Work required
Search the records for the word "JSON" and report each line that has it.

Task data
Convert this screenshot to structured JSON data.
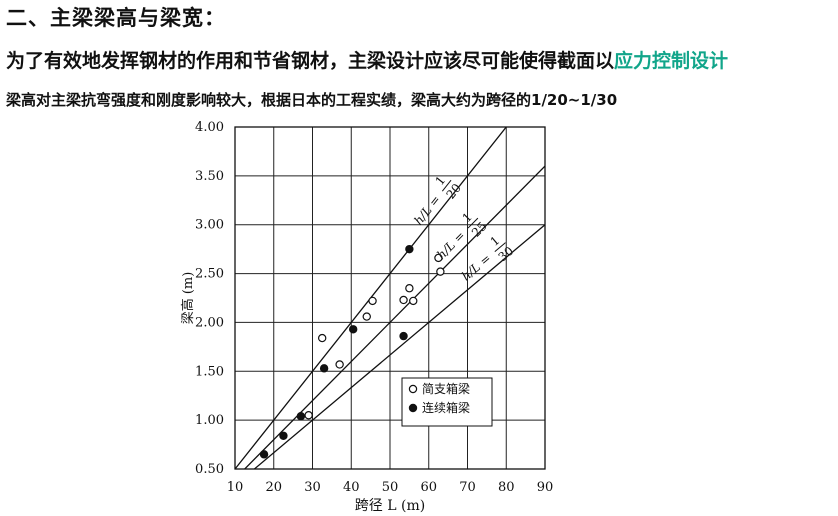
{
  "heading": "二、主梁梁高与梁宽：",
  "line2": {
    "prefix": "为了有效地发挥钢材的作用和节省钢材，主梁设计应该尽可能使得截面以",
    "highlight": "应力控制设计",
    "highlight_color": "#11a58a"
  },
  "line3": "梁高对主梁抗弯强度和刚度影响较大，根据日本的工程实绩，梁高大约为跨径的1/20~1/30",
  "chart_data": {
    "type": "scatter",
    "title": "",
    "xlabel": "跨径 L (m)",
    "ylabel": "梁高 (m)",
    "xlim": [
      10,
      90
    ],
    "ylim": [
      0.5,
      4.0
    ],
    "x_ticks": [
      "10",
      "20",
      "30",
      "40",
      "50",
      "60",
      "70",
      "80",
      "90"
    ],
    "y_ticks": [
      "0.50",
      "1.00",
      "1.50",
      "2.00",
      "2.50",
      "3.00",
      "3.50",
      "4.00"
    ],
    "grid": true,
    "legend_position": "bottom-right",
    "series": [
      {
        "name": "简支箱梁",
        "marker": "open-circle",
        "points": [
          [
            29,
            1.05
          ],
          [
            32.5,
            1.84
          ],
          [
            37,
            1.57
          ],
          [
            44,
            2.06
          ],
          [
            45.5,
            2.22
          ],
          [
            53.5,
            2.23
          ],
          [
            55,
            2.35
          ],
          [
            56,
            2.22
          ],
          [
            62.5,
            2.66
          ],
          [
            63,
            2.52
          ]
        ]
      },
      {
        "name": "连续箱梁",
        "marker": "filled-circle",
        "points": [
          [
            17.5,
            0.65
          ],
          [
            22.5,
            0.84
          ],
          [
            27,
            1.04
          ],
          [
            33,
            1.53
          ],
          [
            40.5,
            1.93
          ],
          [
            53.5,
            1.86
          ],
          [
            55,
            2.75
          ]
        ]
      }
    ],
    "reference_lines": [
      {
        "label_prefix": "h/L =",
        "num": "1",
        "den": "20",
        "ratio": 0.05
      },
      {
        "label_prefix": "h/L =",
        "num": "1",
        "den": "25",
        "ratio": 0.04
      },
      {
        "label_prefix": "h/L =",
        "num": "1",
        "den": "30",
        "ratio": 0.0333333
      }
    ]
  }
}
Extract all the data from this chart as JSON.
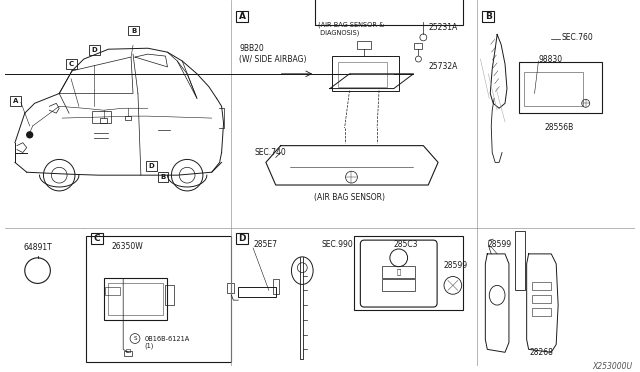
{
  "bg_color": "#ffffff",
  "line_color": "#1a1a1a",
  "fig_width": 6.4,
  "fig_height": 3.72,
  "dpi": 100,
  "watermark": "X253000U",
  "fs": 5.5,
  "fs_tiny": 4.8,
  "labels": {
    "A_box": "A",
    "B_box": "B",
    "C_box": "C",
    "D_box": "D",
    "part_98820": "9BB20\n(W/ SIDE AIRBAG)",
    "part_25231A": "25231A",
    "part_25732A": "25732A",
    "airbag_sensor_label": "(AIR BAG SENSOR &\n DIAGNOSIS)",
    "airbag_sensor_bottom": "(AIR BAG SENSOR)",
    "sec740": "SEC.740",
    "sec760": "SEC.760",
    "sec990": "SEC.990",
    "part_98830": "98830",
    "part_28556B": "28556B",
    "part_26350W": "26350W",
    "part_0B16B": "0B16B-6121A\n(1)",
    "part_285E7": "285E7",
    "part_285C3": "285C3",
    "part_28599_1": "28599",
    "part_28599_2": "28599",
    "part_28268": "28268",
    "part_64891T": "64891T"
  }
}
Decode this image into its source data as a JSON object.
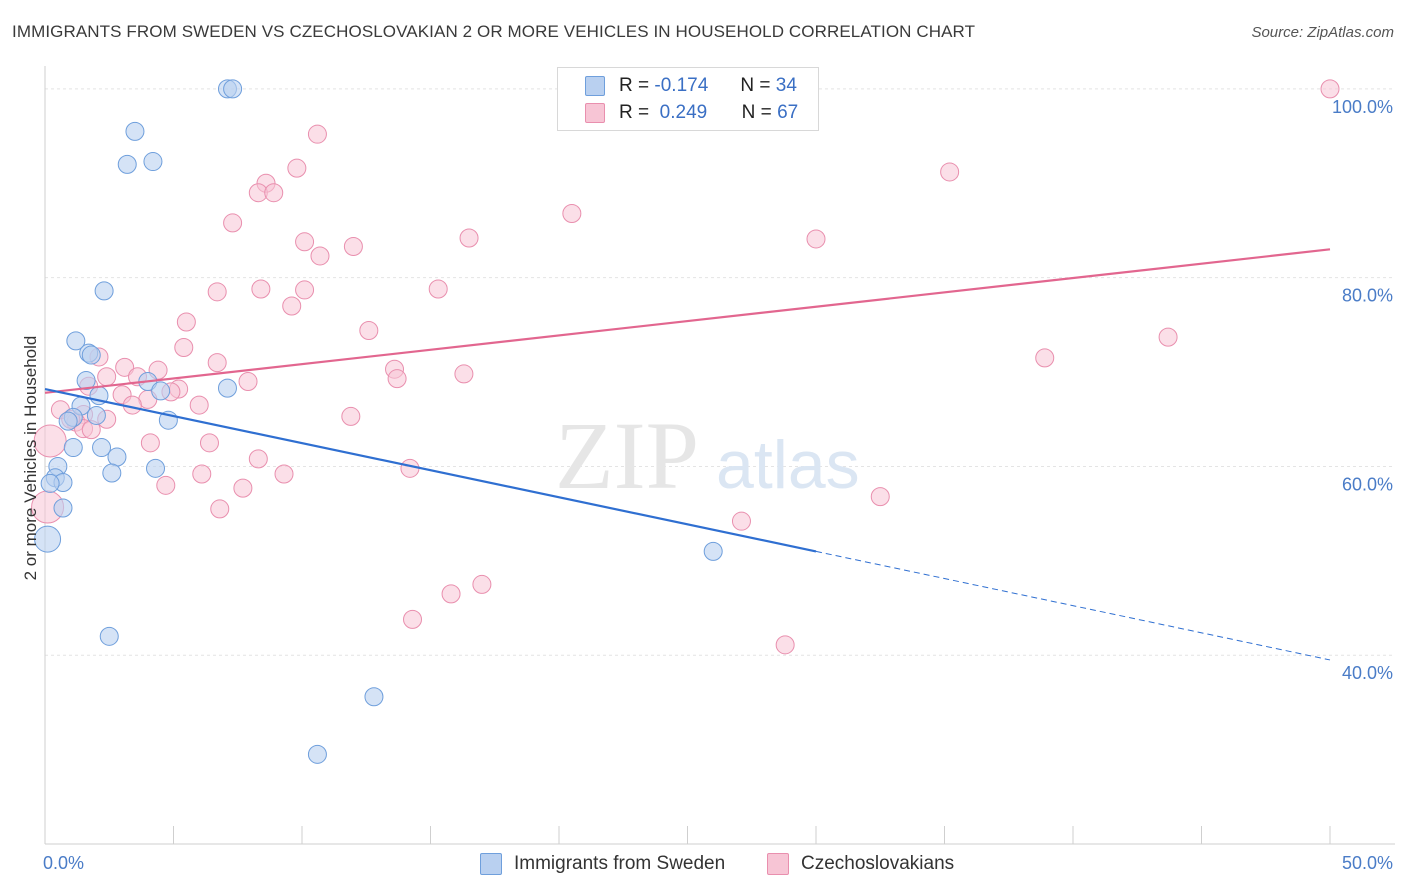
{
  "header": {
    "title": "IMMIGRANTS FROM SWEDEN VS CZECHOSLOVAKIAN 2 OR MORE VEHICLES IN HOUSEHOLD CORRELATION CHART",
    "source": "Source: ZipAtlas.com"
  },
  "legend": {
    "rows": [
      {
        "r_label": "R =",
        "r_value": "-0.174",
        "n_label": "N =",
        "n_value": "34"
      },
      {
        "r_label": "R =",
        "r_value": "0.249",
        "n_label": "N =",
        "n_value": "67"
      }
    ],
    "bottom": [
      "Immigrants from Sweden",
      "Czechoslovakians"
    ]
  },
  "watermark": {
    "zip": "ZIP",
    "atlas": "atlas"
  },
  "colors": {
    "blue_fill": "#b9d0f0",
    "blue_stroke": "#6f9fdc",
    "blue_line": "#2f6fd1",
    "pink_fill": "#f7c5d5",
    "pink_stroke": "#e98fae",
    "pink_line": "#e2668f",
    "tick_text": "#4a7cc7"
  },
  "chart_data": {
    "type": "scatter",
    "title": "IMMIGRANTS FROM SWEDEN VS CZECHOSLOVAKIAN 2 OR MORE VEHICLES IN HOUSEHOLD CORRELATION CHART",
    "xlabel": "",
    "ylabel": "2 or more Vehicles in Household",
    "xlim": [
      0,
      50
    ],
    "ylim": [
      20,
      102
    ],
    "x_tick_labels": [
      "0.0%",
      "50.0%"
    ],
    "y_tick_labels": [
      "100.0%",
      "80.0%",
      "60.0%",
      "40.0%"
    ],
    "y_ticks": [
      100,
      80,
      60,
      40
    ],
    "grid": true,
    "legend_position": "top-center",
    "series": [
      {
        "name": "Immigrants from Sweden",
        "points": [
          [
            7.1,
            100
          ],
          [
            7.3,
            100
          ],
          [
            3.5,
            95.5
          ],
          [
            3.2,
            92
          ],
          [
            4.2,
            92.3
          ],
          [
            2.3,
            78.6
          ],
          [
            1.2,
            73.3
          ],
          [
            1.7,
            72
          ],
          [
            1.8,
            71.8
          ],
          [
            1.6,
            69.1
          ],
          [
            4.0,
            69
          ],
          [
            4.5,
            68
          ],
          [
            7.1,
            68.3
          ],
          [
            2.1,
            67.5
          ],
          [
            1.4,
            66.4
          ],
          [
            1.1,
            65.2
          ],
          [
            2.0,
            65.4
          ],
          [
            0.9,
            64.8
          ],
          [
            4.8,
            64.9
          ],
          [
            1.1,
            62
          ],
          [
            2.2,
            62
          ],
          [
            2.8,
            61
          ],
          [
            0.5,
            60
          ],
          [
            4.3,
            59.8
          ],
          [
            2.6,
            59.3
          ],
          [
            0.4,
            58.8
          ],
          [
            0.7,
            58.3
          ],
          [
            0.2,
            58.2
          ],
          [
            0.7,
            55.6
          ],
          [
            0.1,
            52.3
          ],
          [
            26.0,
            51
          ],
          [
            2.5,
            42
          ],
          [
            12.8,
            35.6
          ],
          [
            10.6,
            29.5
          ]
        ],
        "trend": {
          "x": [
            0,
            30.0
          ],
          "y": [
            68.2,
            51.0
          ]
        },
        "trend_extrapolated": {
          "x": [
            30.0,
            50.0
          ],
          "y": [
            51.0,
            39.5
          ]
        }
      },
      {
        "name": "Czechoslovakians",
        "points": [
          [
            23.5,
            100
          ],
          [
            50,
            100
          ],
          [
            10.6,
            95.2
          ],
          [
            9.8,
            91.6
          ],
          [
            35.2,
            91.2
          ],
          [
            8.6,
            90
          ],
          [
            8.3,
            89
          ],
          [
            8.9,
            89
          ],
          [
            20.5,
            86.8
          ],
          [
            7.3,
            85.8
          ],
          [
            16.5,
            84.2
          ],
          [
            30.0,
            84.1
          ],
          [
            10.1,
            83.8
          ],
          [
            12.0,
            83.3
          ],
          [
            10.7,
            82.3
          ],
          [
            6.7,
            78.5
          ],
          [
            8.4,
            78.8
          ],
          [
            10.1,
            78.7
          ],
          [
            15.3,
            78.8
          ],
          [
            9.6,
            77
          ],
          [
            5.5,
            75.3
          ],
          [
            12.6,
            74.4
          ],
          [
            43.7,
            73.7
          ],
          [
            5.4,
            72.6
          ],
          [
            2.1,
            71.6
          ],
          [
            38.9,
            71.5
          ],
          [
            3.1,
            70.5
          ],
          [
            6.7,
            71
          ],
          [
            4.4,
            70.2
          ],
          [
            13.6,
            70.3
          ],
          [
            2.4,
            69.5
          ],
          [
            3.6,
            69.5
          ],
          [
            16.3,
            69.8
          ],
          [
            13.7,
            69.3
          ],
          [
            7.9,
            69
          ],
          [
            1.7,
            68.5
          ],
          [
            5.2,
            68.2
          ],
          [
            4.9,
            67.9
          ],
          [
            3.0,
            67.6
          ],
          [
            4.0,
            67.1
          ],
          [
            6.0,
            66.5
          ],
          [
            3.4,
            66.5
          ],
          [
            1.5,
            65.5
          ],
          [
            2.4,
            65
          ],
          [
            11.9,
            65.3
          ],
          [
            1.2,
            64.7
          ],
          [
            1.5,
            64
          ],
          [
            1.8,
            63.9
          ],
          [
            0.2,
            62.7
          ],
          [
            4.1,
            62.5
          ],
          [
            6.4,
            62.5
          ],
          [
            8.3,
            60.8
          ],
          [
            14.2,
            59.8
          ],
          [
            6.1,
            59.2
          ],
          [
            9.3,
            59.2
          ],
          [
            4.7,
            58
          ],
          [
            7.7,
            57.7
          ],
          [
            32.5,
            56.8
          ],
          [
            0.1,
            55.7
          ],
          [
            6.8,
            55.5
          ],
          [
            27.1,
            54.2
          ],
          [
            17.0,
            47.5
          ],
          [
            15.8,
            46.5
          ],
          [
            14.3,
            43.8
          ],
          [
            28.8,
            41.1
          ],
          [
            0.6,
            66
          ],
          [
            1.0,
            65
          ]
        ],
        "trend": {
          "x": [
            0,
            50
          ],
          "y": [
            67.8,
            83.0
          ]
        }
      }
    ]
  }
}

Written solution
Convert this screenshot to structured JSON data.
Extract all the data from this chart as JSON.
Decode this image into its source data as a JSON object.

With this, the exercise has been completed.